• TASK BRIEF: Identify each line below containing the string "Application" and copy it.

Start

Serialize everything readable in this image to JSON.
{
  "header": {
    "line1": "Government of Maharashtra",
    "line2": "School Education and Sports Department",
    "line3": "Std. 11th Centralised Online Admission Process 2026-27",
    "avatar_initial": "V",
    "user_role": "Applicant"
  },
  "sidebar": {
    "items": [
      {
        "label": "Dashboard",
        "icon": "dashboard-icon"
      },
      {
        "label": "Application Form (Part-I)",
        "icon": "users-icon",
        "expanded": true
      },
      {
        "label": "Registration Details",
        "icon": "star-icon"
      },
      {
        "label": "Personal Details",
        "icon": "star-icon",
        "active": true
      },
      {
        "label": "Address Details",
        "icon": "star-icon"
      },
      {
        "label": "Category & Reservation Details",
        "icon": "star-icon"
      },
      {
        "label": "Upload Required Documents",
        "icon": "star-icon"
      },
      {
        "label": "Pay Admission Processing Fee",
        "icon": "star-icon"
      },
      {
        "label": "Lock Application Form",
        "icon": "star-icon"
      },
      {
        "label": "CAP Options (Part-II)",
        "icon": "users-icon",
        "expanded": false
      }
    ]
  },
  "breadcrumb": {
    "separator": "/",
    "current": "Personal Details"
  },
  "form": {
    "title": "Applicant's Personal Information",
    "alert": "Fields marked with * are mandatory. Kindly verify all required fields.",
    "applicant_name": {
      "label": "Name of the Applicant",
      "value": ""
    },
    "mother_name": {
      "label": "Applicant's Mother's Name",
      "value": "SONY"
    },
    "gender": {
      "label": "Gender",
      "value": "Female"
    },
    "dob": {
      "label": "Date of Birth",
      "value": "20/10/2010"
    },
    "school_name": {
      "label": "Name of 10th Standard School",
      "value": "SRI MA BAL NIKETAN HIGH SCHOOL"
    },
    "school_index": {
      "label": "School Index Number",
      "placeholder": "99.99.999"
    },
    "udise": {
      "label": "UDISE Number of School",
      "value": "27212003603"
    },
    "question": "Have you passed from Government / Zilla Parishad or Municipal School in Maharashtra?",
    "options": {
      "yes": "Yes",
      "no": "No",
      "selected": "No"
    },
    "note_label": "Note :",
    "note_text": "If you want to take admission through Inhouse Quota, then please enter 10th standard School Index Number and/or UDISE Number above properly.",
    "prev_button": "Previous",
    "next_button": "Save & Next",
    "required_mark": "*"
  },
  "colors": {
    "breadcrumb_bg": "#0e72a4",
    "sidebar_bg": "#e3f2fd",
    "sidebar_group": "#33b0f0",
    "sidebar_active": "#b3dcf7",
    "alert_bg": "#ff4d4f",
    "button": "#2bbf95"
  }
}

End

• SOLUTION:
        "label": "Application Form (Part-I)",
        "label": "Lock Application Form",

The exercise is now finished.